**Data in this exercise**
START

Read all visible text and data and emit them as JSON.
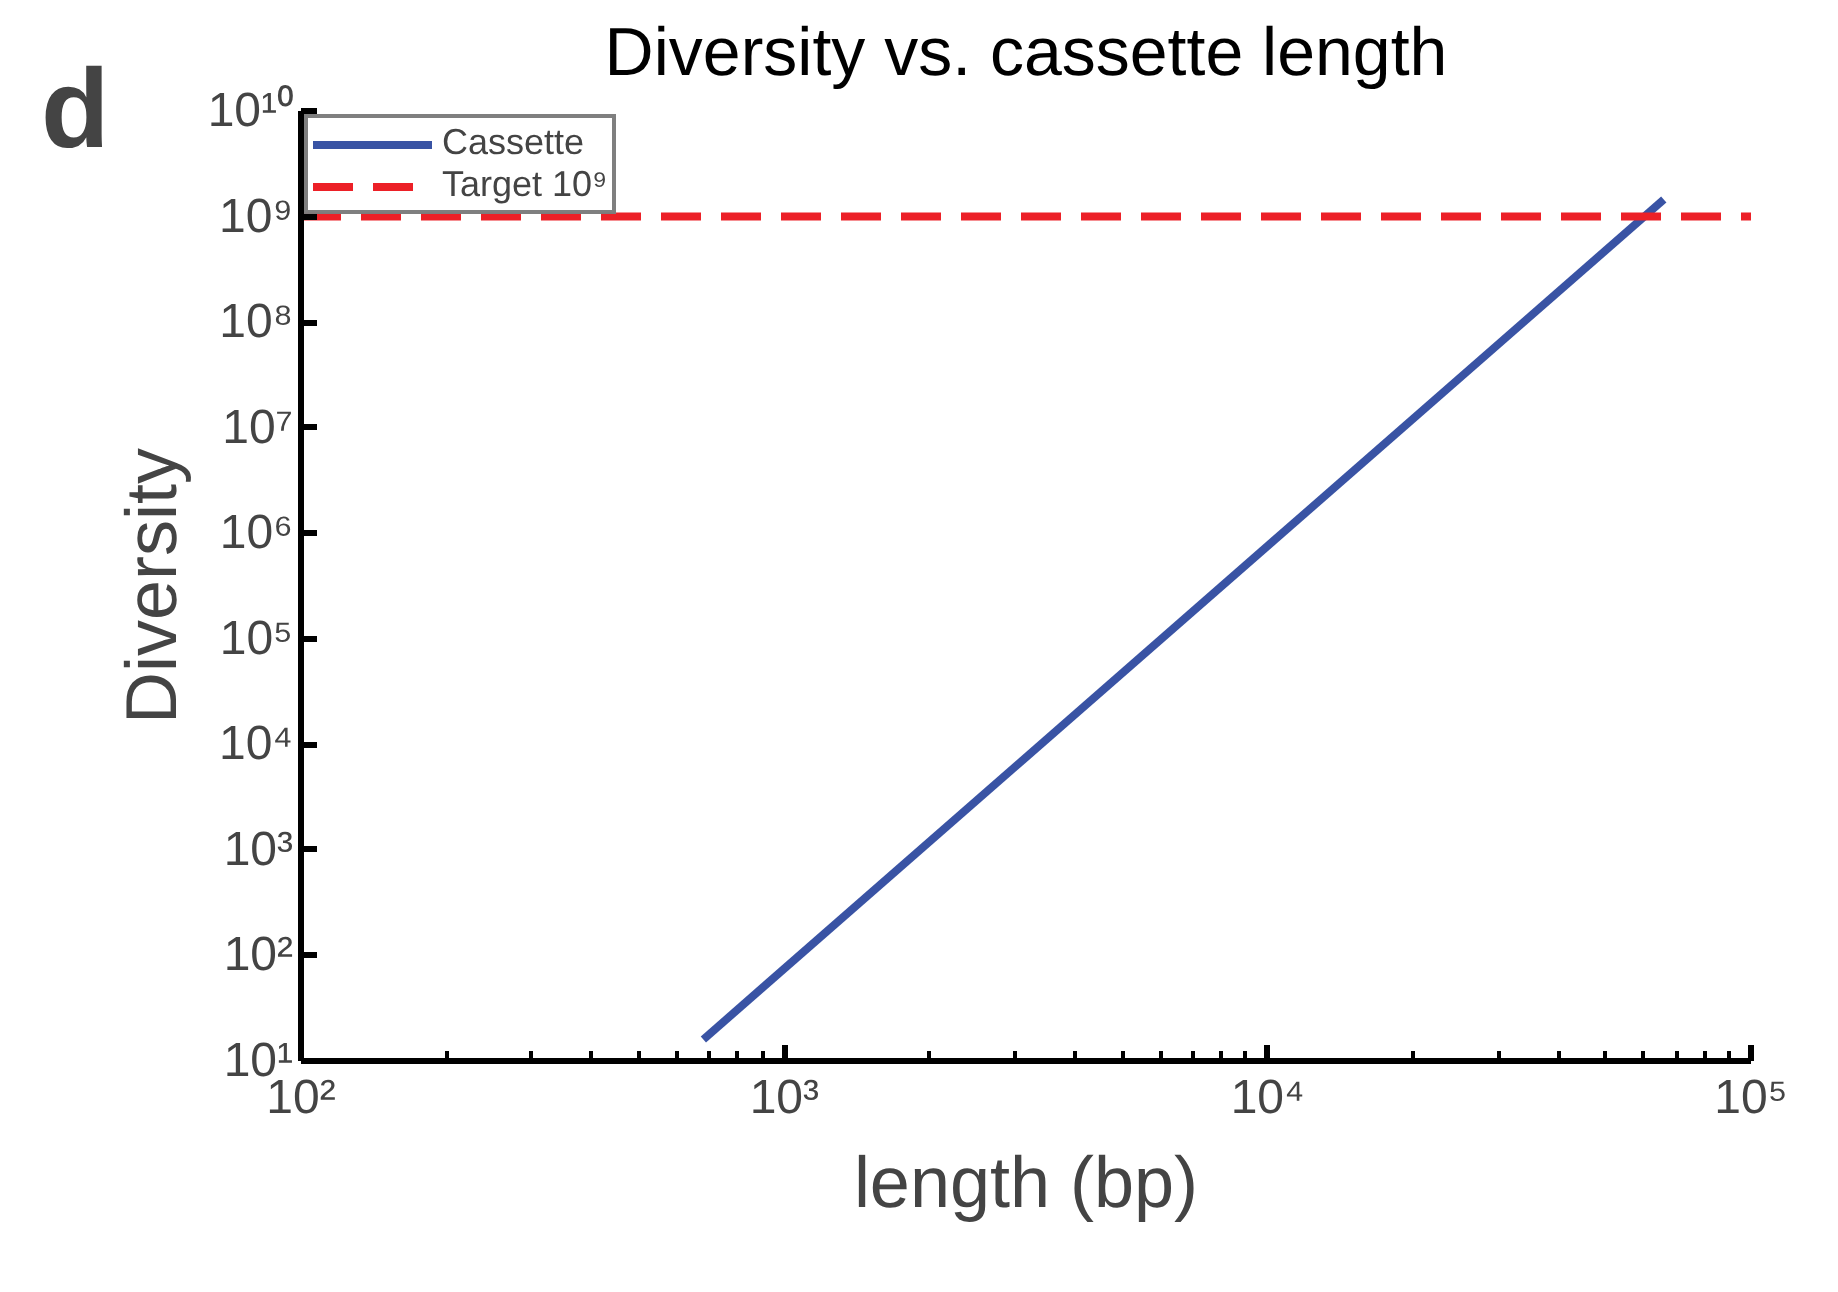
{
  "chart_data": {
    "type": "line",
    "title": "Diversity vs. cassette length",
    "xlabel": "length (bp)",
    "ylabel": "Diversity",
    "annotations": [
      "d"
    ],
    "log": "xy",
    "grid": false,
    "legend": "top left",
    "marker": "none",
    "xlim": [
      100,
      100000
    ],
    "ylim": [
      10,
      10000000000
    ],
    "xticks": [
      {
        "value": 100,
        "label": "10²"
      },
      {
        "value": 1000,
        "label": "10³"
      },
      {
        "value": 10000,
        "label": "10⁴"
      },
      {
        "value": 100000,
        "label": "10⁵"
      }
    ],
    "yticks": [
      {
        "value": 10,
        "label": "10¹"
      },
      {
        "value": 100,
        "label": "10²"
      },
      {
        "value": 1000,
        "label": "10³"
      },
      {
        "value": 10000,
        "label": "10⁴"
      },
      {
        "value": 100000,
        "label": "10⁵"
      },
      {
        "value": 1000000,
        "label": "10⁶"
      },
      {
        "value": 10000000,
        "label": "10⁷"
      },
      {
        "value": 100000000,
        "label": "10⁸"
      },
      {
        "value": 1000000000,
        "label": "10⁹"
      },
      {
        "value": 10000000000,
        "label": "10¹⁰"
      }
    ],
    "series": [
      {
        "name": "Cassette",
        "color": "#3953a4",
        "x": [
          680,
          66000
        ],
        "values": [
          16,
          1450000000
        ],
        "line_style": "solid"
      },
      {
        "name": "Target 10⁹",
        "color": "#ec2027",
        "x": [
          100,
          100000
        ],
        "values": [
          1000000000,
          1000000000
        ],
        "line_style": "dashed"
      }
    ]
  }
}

END

**Given instruction**
Omit every picture, and otherwise quote the entries exactly.

**Task response**
Read all visible text and data and emit them as JSON.
{
  "chart_data": {
    "type": "line",
    "title": "Diversity vs. cassette length",
    "xlabel": "length (bp)",
    "ylabel": "Diversity",
    "annotations": [
      "d"
    ],
    "log": "xy",
    "grid": false,
    "legend": "top left",
    "marker": "none",
    "xlim": [
      100,
      100000
    ],
    "ylim": [
      10,
      10000000000
    ],
    "xticks": [
      {
        "value": 100,
        "label": "10²"
      },
      {
        "value": 1000,
        "label": "10³"
      },
      {
        "value": 10000,
        "label": "10⁴"
      },
      {
        "value": 100000,
        "label": "10⁵"
      }
    ],
    "yticks": [
      {
        "value": 10,
        "label": "10¹"
      },
      {
        "value": 100,
        "label": "10²"
      },
      {
        "value": 1000,
        "label": "10³"
      },
      {
        "value": 10000,
        "label": "10⁴"
      },
      {
        "value": 100000,
        "label": "10⁵"
      },
      {
        "value": 1000000,
        "label": "10⁶"
      },
      {
        "value": 10000000,
        "label": "10⁷"
      },
      {
        "value": 100000000,
        "label": "10⁸"
      },
      {
        "value": 1000000000,
        "label": "10⁹"
      },
      {
        "value": 10000000000,
        "label": "10¹⁰"
      }
    ],
    "series": [
      {
        "name": "Cassette",
        "color": "#3953a4",
        "x": [
          680,
          66000
        ],
        "values": [
          16,
          1450000000
        ],
        "line_style": "solid"
      },
      {
        "name": "Target 10⁹",
        "color": "#ec2027",
        "x": [
          100,
          100000
        ],
        "values": [
          1000000000,
          1000000000
        ],
        "line_style": "dashed"
      }
    ]
  }
}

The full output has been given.